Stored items
-=-=-

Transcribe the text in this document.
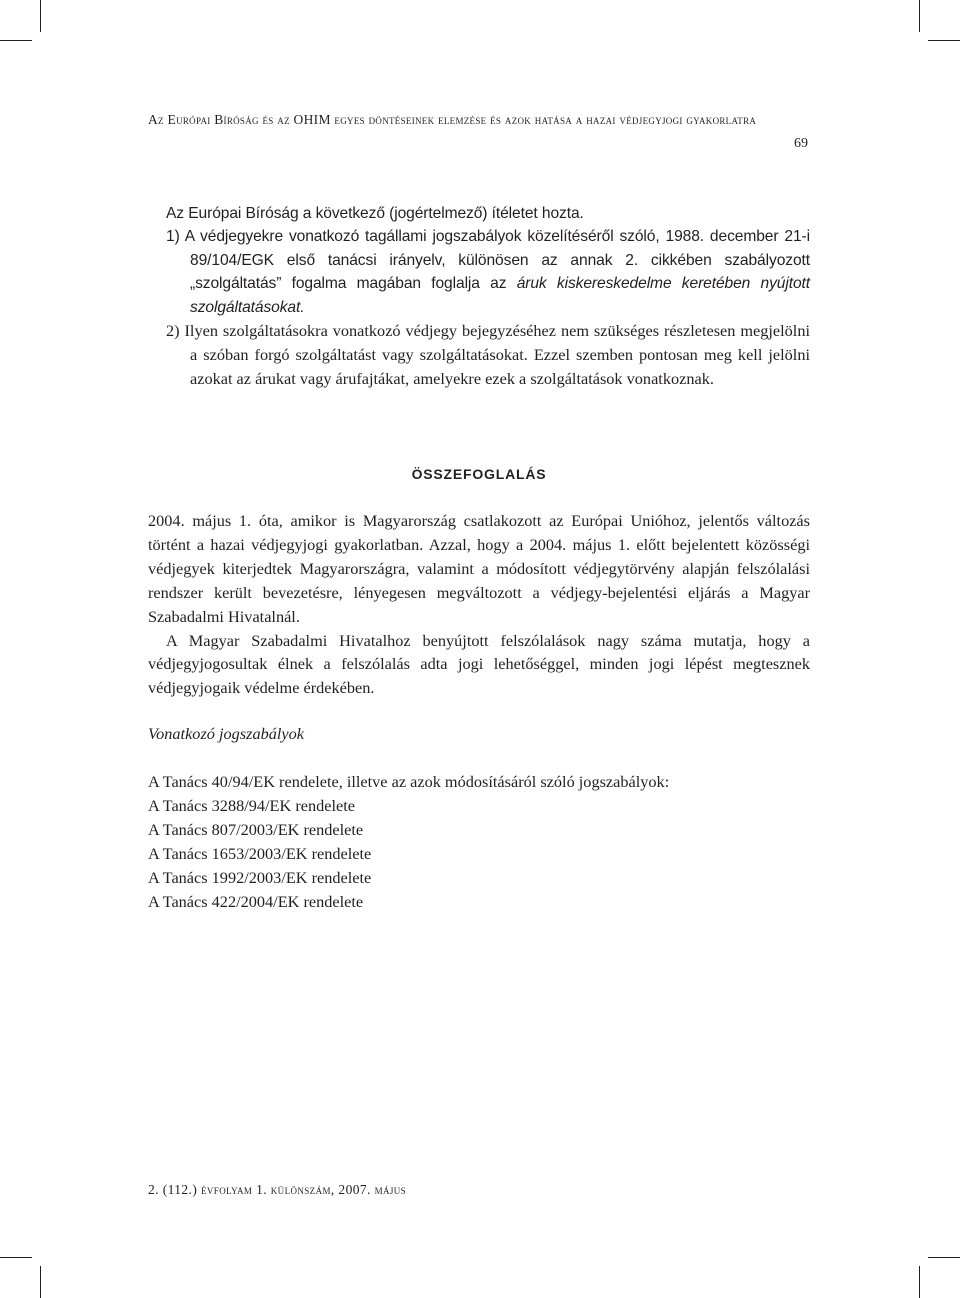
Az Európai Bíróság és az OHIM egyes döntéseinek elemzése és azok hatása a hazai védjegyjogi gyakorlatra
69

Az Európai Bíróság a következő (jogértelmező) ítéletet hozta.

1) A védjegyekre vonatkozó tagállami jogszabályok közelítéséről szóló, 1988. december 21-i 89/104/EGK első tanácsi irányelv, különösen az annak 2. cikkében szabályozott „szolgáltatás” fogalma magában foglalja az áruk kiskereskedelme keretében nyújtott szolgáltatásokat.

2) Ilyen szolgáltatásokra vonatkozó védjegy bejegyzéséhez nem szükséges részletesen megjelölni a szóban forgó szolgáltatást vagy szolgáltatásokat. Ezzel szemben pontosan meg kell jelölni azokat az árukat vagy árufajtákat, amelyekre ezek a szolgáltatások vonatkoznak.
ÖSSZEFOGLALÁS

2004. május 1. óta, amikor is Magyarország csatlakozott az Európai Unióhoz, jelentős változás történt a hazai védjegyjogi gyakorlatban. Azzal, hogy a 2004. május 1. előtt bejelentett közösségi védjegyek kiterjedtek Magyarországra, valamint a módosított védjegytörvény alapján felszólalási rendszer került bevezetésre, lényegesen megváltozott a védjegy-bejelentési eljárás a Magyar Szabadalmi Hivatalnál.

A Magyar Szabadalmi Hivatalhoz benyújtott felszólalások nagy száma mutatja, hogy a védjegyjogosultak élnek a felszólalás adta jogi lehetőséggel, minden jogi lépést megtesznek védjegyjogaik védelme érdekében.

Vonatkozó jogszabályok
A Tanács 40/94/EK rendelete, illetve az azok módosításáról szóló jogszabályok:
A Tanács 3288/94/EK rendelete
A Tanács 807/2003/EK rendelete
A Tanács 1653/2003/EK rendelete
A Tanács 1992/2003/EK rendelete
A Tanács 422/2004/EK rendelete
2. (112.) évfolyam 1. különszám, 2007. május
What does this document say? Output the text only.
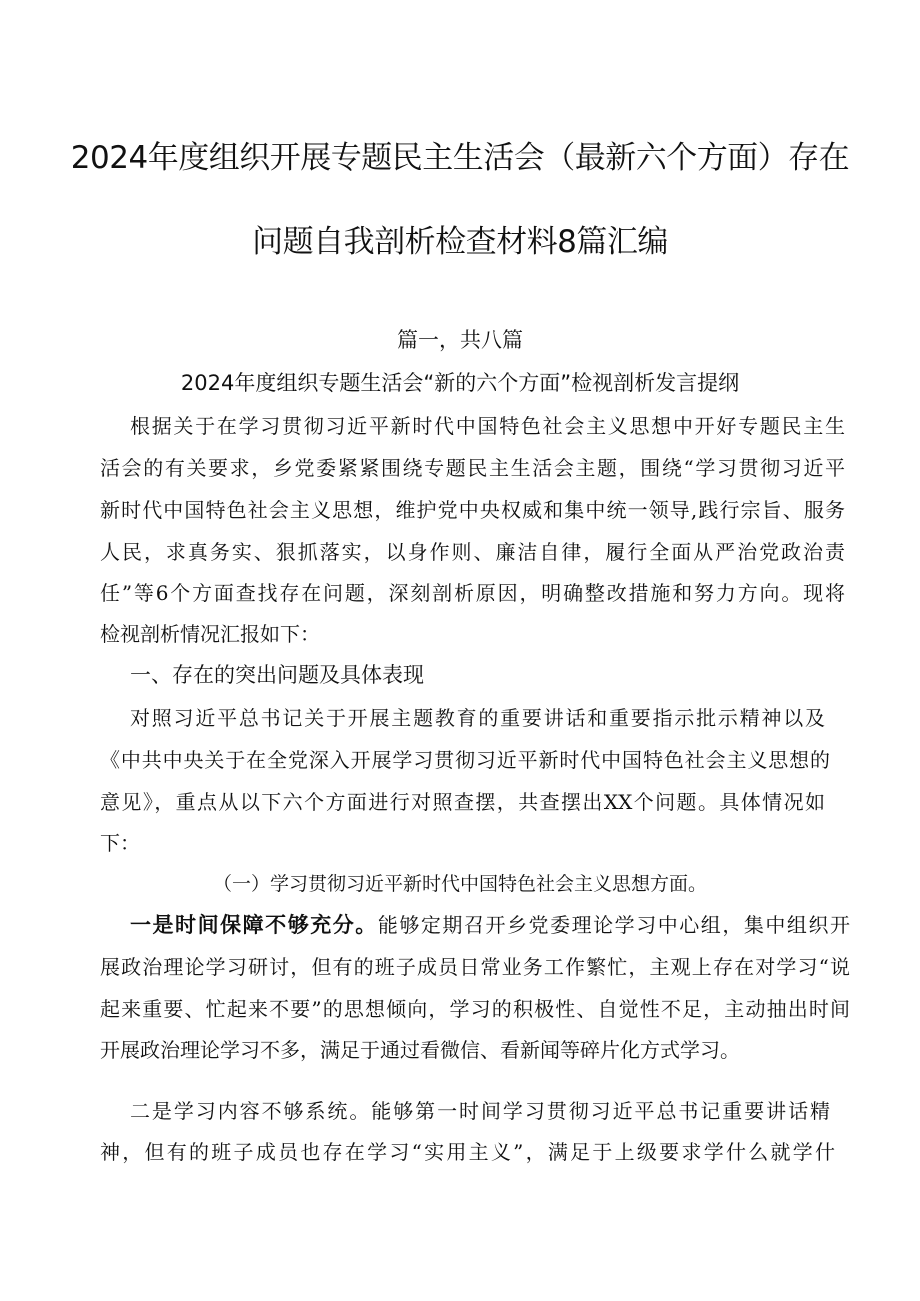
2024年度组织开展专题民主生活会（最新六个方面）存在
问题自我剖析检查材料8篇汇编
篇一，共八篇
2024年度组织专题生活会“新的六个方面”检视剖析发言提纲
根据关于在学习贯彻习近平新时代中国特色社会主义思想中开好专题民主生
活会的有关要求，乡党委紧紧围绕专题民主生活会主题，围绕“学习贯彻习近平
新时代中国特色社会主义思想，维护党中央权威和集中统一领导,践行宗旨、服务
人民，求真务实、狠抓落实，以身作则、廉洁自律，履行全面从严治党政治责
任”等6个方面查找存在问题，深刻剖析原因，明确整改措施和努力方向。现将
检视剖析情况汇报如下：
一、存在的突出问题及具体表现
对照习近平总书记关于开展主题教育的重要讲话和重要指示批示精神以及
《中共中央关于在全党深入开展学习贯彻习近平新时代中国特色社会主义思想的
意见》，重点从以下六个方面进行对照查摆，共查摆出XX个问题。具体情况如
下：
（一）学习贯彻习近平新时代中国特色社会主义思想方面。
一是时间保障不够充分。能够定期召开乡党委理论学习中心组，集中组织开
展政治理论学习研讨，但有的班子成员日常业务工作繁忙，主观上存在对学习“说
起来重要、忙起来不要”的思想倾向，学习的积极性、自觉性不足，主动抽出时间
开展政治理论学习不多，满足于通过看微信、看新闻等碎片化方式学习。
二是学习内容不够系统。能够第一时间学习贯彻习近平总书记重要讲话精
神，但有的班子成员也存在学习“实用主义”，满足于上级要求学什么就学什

-=-=-

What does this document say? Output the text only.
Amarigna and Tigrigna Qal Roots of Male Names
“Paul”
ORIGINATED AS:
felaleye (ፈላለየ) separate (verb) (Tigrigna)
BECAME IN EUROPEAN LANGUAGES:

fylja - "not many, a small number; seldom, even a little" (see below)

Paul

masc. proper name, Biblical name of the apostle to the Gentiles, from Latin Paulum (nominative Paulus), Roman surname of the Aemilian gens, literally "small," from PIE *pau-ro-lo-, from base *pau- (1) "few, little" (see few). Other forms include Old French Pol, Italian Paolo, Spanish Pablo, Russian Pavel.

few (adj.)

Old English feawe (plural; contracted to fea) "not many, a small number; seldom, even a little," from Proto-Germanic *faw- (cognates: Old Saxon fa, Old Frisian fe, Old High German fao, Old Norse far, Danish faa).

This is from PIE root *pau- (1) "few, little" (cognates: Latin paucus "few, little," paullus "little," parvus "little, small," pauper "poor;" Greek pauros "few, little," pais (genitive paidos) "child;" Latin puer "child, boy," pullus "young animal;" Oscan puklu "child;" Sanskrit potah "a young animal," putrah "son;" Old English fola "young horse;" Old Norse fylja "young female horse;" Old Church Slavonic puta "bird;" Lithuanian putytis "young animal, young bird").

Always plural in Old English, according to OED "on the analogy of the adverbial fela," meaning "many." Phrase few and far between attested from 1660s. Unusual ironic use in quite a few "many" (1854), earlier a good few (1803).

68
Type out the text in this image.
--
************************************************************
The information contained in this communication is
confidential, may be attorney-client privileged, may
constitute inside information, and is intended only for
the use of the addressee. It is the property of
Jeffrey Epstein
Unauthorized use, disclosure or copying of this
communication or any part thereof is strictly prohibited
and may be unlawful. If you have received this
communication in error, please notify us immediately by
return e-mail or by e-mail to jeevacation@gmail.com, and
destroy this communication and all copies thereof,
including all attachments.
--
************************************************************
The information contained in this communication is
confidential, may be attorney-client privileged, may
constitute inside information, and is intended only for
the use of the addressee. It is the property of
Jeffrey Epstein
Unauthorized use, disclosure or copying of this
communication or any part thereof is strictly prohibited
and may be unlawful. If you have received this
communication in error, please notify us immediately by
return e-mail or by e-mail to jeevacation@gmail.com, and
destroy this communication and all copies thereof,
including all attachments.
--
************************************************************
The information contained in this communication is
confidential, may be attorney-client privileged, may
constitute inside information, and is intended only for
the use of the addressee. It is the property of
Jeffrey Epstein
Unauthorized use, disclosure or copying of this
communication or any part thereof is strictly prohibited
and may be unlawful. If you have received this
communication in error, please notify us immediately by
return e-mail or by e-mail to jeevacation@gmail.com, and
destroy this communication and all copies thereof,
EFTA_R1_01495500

-=-=-

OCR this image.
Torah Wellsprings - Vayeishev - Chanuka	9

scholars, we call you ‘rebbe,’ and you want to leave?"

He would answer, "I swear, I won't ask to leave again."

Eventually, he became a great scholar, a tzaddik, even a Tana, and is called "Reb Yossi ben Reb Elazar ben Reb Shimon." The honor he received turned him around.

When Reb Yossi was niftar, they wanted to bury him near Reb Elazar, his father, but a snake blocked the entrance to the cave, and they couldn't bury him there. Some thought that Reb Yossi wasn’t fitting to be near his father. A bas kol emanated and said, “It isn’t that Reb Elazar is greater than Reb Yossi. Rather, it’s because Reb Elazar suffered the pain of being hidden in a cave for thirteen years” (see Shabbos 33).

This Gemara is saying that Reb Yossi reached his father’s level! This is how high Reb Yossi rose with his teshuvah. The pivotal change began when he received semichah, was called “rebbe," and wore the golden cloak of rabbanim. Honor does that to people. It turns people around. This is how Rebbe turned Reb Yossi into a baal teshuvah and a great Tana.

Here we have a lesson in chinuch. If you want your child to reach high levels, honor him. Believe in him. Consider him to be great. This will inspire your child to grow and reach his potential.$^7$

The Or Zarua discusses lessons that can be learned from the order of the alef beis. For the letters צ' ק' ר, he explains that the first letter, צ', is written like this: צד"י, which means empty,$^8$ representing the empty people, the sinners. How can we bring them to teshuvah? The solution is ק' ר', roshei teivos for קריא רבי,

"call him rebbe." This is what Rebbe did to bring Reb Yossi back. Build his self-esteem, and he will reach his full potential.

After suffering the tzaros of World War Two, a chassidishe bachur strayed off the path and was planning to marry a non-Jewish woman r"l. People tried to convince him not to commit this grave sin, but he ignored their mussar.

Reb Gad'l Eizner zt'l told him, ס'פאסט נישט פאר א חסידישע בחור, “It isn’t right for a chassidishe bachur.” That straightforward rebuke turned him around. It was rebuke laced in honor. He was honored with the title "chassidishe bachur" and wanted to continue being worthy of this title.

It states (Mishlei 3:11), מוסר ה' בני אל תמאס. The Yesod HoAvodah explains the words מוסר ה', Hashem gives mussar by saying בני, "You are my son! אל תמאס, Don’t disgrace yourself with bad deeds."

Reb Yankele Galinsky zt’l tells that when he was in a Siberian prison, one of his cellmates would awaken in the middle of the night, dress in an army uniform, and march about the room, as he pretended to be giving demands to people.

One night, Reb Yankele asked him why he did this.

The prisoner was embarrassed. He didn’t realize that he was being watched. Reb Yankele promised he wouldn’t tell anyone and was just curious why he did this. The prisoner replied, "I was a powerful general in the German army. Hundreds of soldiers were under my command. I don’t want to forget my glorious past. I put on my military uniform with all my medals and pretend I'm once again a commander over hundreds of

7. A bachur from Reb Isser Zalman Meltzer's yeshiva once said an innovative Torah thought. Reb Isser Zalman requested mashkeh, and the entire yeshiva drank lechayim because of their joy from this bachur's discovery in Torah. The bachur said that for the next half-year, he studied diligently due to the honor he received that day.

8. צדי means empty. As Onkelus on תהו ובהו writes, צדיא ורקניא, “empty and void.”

-=-=-

# [WHAT IS NEEDED]
Extract lines where the string "bachur" occurs.

# [EXERCISE RESULT]
After suffering the tzaros of World War Two, a chassidishe bachur strayed off the path and was planning to marry a non-Jewish woman r"l. People tried to convince him not to commit this grave sin, but he ignored their mussar.
Reb Gad'l Eizner zt'l told him, ס'פאסט נישט פאר א חסידישע בחור, “It isn’t right for a chassidishe bachur.” That straightforward rebuke turned him around. It was rebuke laced in honor. He was honored with the title "chassidishe bachur" and wanted to continue being worthy of this title.
7. A bachur from Reb Isser Zalman Meltzer's yeshiva once said an innovative Torah thought. Reb Isser Zalman requested mashkeh, and the entire yeshiva drank lechayim because of their joy from this bachur's discovery in Torah. The bachur said that for the next half-year, he studied diligently due to the honor he received that day.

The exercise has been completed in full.